Write out the full listing again, exactly as it stands.

[begin Material for this task]

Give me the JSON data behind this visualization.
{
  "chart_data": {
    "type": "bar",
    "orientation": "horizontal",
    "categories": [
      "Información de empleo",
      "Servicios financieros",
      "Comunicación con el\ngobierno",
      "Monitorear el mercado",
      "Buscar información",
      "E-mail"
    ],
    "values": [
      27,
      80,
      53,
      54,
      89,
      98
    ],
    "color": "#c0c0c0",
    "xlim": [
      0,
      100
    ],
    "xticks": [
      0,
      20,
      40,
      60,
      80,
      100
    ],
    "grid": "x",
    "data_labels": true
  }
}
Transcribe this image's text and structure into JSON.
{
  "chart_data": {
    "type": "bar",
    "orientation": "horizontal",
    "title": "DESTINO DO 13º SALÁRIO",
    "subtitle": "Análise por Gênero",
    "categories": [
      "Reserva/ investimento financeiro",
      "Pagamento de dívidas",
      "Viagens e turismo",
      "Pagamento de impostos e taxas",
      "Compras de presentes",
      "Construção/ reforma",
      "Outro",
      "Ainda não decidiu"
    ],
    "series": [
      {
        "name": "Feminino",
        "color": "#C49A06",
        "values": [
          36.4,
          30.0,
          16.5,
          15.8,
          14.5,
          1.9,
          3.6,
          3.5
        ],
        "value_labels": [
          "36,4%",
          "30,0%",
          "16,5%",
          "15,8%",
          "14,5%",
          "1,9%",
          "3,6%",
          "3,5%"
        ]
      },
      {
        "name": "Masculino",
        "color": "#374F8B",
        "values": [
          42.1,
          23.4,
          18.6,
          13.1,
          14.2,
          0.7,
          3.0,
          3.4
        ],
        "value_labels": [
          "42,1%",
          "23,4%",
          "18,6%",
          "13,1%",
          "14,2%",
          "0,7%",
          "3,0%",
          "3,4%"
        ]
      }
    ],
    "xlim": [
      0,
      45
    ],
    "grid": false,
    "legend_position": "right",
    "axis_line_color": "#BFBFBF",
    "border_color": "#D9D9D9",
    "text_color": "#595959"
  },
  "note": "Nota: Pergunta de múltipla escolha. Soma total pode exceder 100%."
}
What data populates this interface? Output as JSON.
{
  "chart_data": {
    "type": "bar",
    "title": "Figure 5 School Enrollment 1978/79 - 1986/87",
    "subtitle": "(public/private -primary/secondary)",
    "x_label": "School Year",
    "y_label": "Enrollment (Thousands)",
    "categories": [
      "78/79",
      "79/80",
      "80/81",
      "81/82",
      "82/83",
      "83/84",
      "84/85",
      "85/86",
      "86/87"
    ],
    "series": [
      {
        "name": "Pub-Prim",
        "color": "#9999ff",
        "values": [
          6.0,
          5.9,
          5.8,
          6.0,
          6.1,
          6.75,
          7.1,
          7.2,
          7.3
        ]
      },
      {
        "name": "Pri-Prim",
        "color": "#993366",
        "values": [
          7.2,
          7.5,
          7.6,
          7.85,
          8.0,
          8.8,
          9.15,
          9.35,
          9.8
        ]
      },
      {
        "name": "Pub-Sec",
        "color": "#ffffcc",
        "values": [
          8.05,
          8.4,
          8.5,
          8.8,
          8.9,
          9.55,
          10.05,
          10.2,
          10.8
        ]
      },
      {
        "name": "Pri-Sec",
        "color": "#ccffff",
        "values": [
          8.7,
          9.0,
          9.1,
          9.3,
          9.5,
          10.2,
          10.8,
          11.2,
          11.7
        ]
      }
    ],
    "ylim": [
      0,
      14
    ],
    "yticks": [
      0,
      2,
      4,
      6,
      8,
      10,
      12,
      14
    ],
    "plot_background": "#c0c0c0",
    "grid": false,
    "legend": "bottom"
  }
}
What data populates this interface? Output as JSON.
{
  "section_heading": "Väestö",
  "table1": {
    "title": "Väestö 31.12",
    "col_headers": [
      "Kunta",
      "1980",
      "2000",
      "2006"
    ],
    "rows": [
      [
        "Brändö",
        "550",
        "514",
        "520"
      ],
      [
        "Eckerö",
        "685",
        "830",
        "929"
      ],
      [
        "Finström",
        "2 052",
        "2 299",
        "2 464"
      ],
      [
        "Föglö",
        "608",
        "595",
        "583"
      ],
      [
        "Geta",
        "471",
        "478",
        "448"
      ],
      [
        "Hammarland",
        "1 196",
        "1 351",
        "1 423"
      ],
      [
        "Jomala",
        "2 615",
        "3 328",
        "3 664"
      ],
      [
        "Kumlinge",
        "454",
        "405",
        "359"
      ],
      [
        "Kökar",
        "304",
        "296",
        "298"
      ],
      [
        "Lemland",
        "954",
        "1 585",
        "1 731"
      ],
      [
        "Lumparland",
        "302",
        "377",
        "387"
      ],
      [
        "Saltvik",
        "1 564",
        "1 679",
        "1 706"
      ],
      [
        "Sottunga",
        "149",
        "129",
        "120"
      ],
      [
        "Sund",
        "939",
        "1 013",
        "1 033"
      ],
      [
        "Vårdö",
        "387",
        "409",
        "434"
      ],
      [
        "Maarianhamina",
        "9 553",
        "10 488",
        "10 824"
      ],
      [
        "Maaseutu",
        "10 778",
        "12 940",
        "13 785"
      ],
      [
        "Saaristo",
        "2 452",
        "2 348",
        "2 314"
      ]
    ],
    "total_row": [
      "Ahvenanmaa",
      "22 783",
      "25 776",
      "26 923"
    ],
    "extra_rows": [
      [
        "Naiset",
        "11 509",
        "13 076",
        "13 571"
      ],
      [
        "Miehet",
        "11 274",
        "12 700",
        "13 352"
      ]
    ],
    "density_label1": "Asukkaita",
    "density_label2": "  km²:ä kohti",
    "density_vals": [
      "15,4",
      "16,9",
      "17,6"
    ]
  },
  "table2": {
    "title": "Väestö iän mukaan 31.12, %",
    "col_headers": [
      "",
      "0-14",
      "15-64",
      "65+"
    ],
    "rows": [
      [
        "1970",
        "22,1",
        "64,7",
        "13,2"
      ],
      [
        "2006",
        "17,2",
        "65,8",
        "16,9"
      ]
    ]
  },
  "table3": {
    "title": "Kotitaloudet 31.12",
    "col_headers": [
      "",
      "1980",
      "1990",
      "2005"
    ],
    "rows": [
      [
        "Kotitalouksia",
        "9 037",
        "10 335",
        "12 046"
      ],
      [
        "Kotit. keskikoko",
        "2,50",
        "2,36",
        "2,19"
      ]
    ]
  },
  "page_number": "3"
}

[end Material for this task]

Worked solution
Give me the JSON data behind this visualization.
{
  "chart_data": {
    "type": "bar",
    "orientation": "horizontal",
    "categories": [
      "Información de empleo",
      "Servicios financieros",
      "Comunicación con el\ngobierno",
      "Monitorear el mercado",
      "Buscar información",
      "E-mail"
    ],
    "values": [
      27,
      80,
      53,
      54,
      89,
      98
    ],
    "color": "#c0c0c0",
    "xlim": [
      0,
      100
    ],
    "xticks": [
      0,
      20,
      40,
      60,
      80,
      100
    ],
    "grid": "x",
    "data_labels": true
  }
}
Transcribe this image's text and structure into JSON.
{
  "chart_data": {
    "type": "bar",
    "orientation": "horizontal",
    "title": "DESTINO DO 13º SALÁRIO",
    "subtitle": "Análise por Gênero",
    "categories": [
      "Reserva/ investimento financeiro",
      "Pagamento de dívidas",
      "Viagens e turismo",
      "Pagamento de impostos e taxas",
      "Compras de presentes",
      "Construção/ reforma",
      "Outro",
      "Ainda não decidiu"
    ],
    "series": [
      {
        "name": "Feminino",
        "color": "#C49A06",
        "values": [
          36.4,
          30.0,
          16.5,
          15.8,
          14.5,
          1.9,
          3.6,
          3.5
        ],
        "value_labels": [
          "36,4%",
          "30,0%",
          "16,5%",
          "15,8%",
          "14,5%",
          "1,9%",
          "3,6%",
          "3,5%"
        ]
      },
      {
        "name": "Masculino",
        "color": "#374F8B",
        "values": [
          42.1,
          23.4,
          18.6,
          13.1,
          14.2,
          0.7,
          3.0,
          3.4
        ],
        "value_labels": [
          "42,1%",
          "23,4%",
          "18,6%",
          "13,1%",
          "14,2%",
          "0,7%",
          "3,0%",
          "3,4%"
        ]
      }
    ],
    "xlim": [
      0,
      45
    ],
    "grid": false,
    "legend_position": "right",
    "axis_line_color": "#BFBFBF",
    "border_color": "#D9D9D9",
    "text_color": "#595959"
  },
  "note": "Nota: Pergunta de múltipla escolha. Soma total pode exceder 100%."
}
What data populates this interface? Output as JSON.
{
  "chart_data": {
    "type": "bar",
    "title": "Figure 5 School Enrollment 1978/79 - 1986/87",
    "subtitle": "(public/private -primary/secondary)",
    "x_label": "School Year",
    "y_label": "Enrollment (Thousands)",
    "categories": [
      "78/79",
      "79/80",
      "80/81",
      "81/82",
      "82/83",
      "83/84",
      "84/85",
      "85/86",
      "86/87"
    ],
    "series": [
      {
        "name": "Pub-Prim",
        "color": "#9999ff",
        "values": [
          6.0,
          5.9,
          5.8,
          6.0,
          6.1,
          6.75,
          7.1,
          7.2,
          7.3
        ]
      },
      {
        "name": "Pri-Prim",
        "color": "#993366",
        "values": [
          7.2,
          7.5,
          7.6,
          7.85,
          8.0,
          8.8,
          9.15,
          9.35,
          9.8
        ]
      },
      {
        "name": "Pub-Sec",
        "color": "#ffffcc",
        "values": [
          8.05,
          8.4,
          8.5,
          8.8,
          8.9,
          9.55,
          10.05,
          10.2,
          10.8
        ]
      },
      {
        "name": "Pri-Sec",
        "color": "#ccffff",
        "values": [
          8.7,
          9.0,
          9.1,
          9.3,
          9.5,
          10.2,
          10.8,
          11.2,
          11.7
        ]
      }
    ],
    "ylim": [
      0,
      14
    ],
    "yticks": [
      0,
      2,
      4,
      6,
      8,
      10,
      12,
      14
    ],
    "plot_background": "#c0c0c0",
    "grid": false,
    "legend": "bottom"
  }
}
What data populates this interface? Output as JSON.
{
  "section_heading": "Väestö",
  "table1": {
    "title": "Väestö 31.12",
    "col_headers": [
      "Kunta",
      "1980",
      "2000",
      "2006"
    ],
    "rows": [
      [
        "Brändö",
        "550",
        "514",
        "520"
      ],
      [
        "Eckerö",
        "685",
        "830",
        "929"
      ],
      [
        "Finström",
        "2 052",
        "2 299",
        "2 464"
      ],
      [
        "Föglö",
        "608",
        "595",
        "583"
      ],
      [
        "Geta",
        "471",
        "478",
        "448"
      ],
      [
        "Hammarland",
        "1 196",
        "1 351",
        "1 423"
      ],
      [
        "Jomala",
        "2 615",
        "3 328",
        "3 664"
      ],
      [
        "Kumlinge",
        "454",
        "405",
        "359"
      ],
      [
        "Kökar",
        "304",
        "296",
        "298"
      ],
      [
        "Lemland",
        "954",
        "1 585",
        "1 731"
      ],
      [
        "Lumparland",
        "302",
        "377",
        "387"
      ],
      [
        "Saltvik",
        "1 564",
        "1 679",
        "1 706"
      ],
      [
        "Sottunga",
        "149",
        "129",
        "120"
      ],
      [
        "Sund",
        "939",
        "1 013",
        "1 033"
      ],
      [
        "Vårdö",
        "387",
        "409",
        "434"
      ],
      [
        "Maarianhamina",
        "9 553",
        "10 488",
        "10 824"
      ],
      [
        "Maaseutu",
        "10 778",
        "12 940",
        "13 785"
      ],
      [
        "Saaristo",
        "2 452",
        "2 348",
        "2 314"
      ]
    ],
    "total_row": [
      "Ahvenanmaa",
      "22 783",
      "25 776",
      "26 923"
    ],
    "extra_rows": [
      [
        "Naiset",
        "11 509",
        "13 076",
        "13 571"
      ],
      [
        "Miehet",
        "11 274",
        "12 700",
        "13 352"
      ]
    ],
    "density_label1": "Asukkaita",
    "density_label2": "  km²:ä kohti",
    "density_vals": [
      "15,4",
      "16,9",
      "17,6"
    ]
  },
  "table2": {
    "title": "Väestö iän mukaan 31.12, %",
    "col_headers": [
      "",
      "0-14",
      "15-64",
      "65+"
    ],
    "rows": [
      [
        "1970",
        "22,1",
        "64,7",
        "13,2"
      ],
      [
        "2006",
        "17,2",
        "65,8",
        "16,9"
      ]
    ]
  },
  "table3": {
    "title": "Kotitaloudet 31.12",
    "col_headers": [
      "",
      "1980",
      "1990",
      "2005"
    ],
    "rows": [
      [
        "Kotitalouksia",
        "9 037",
        "10 335",
        "12 046"
      ],
      [
        "Kotit. keskikoko",
        "2,50",
        "2,36",
        "2,19"
      ]
    ]
  },
  "page_number": "3"
}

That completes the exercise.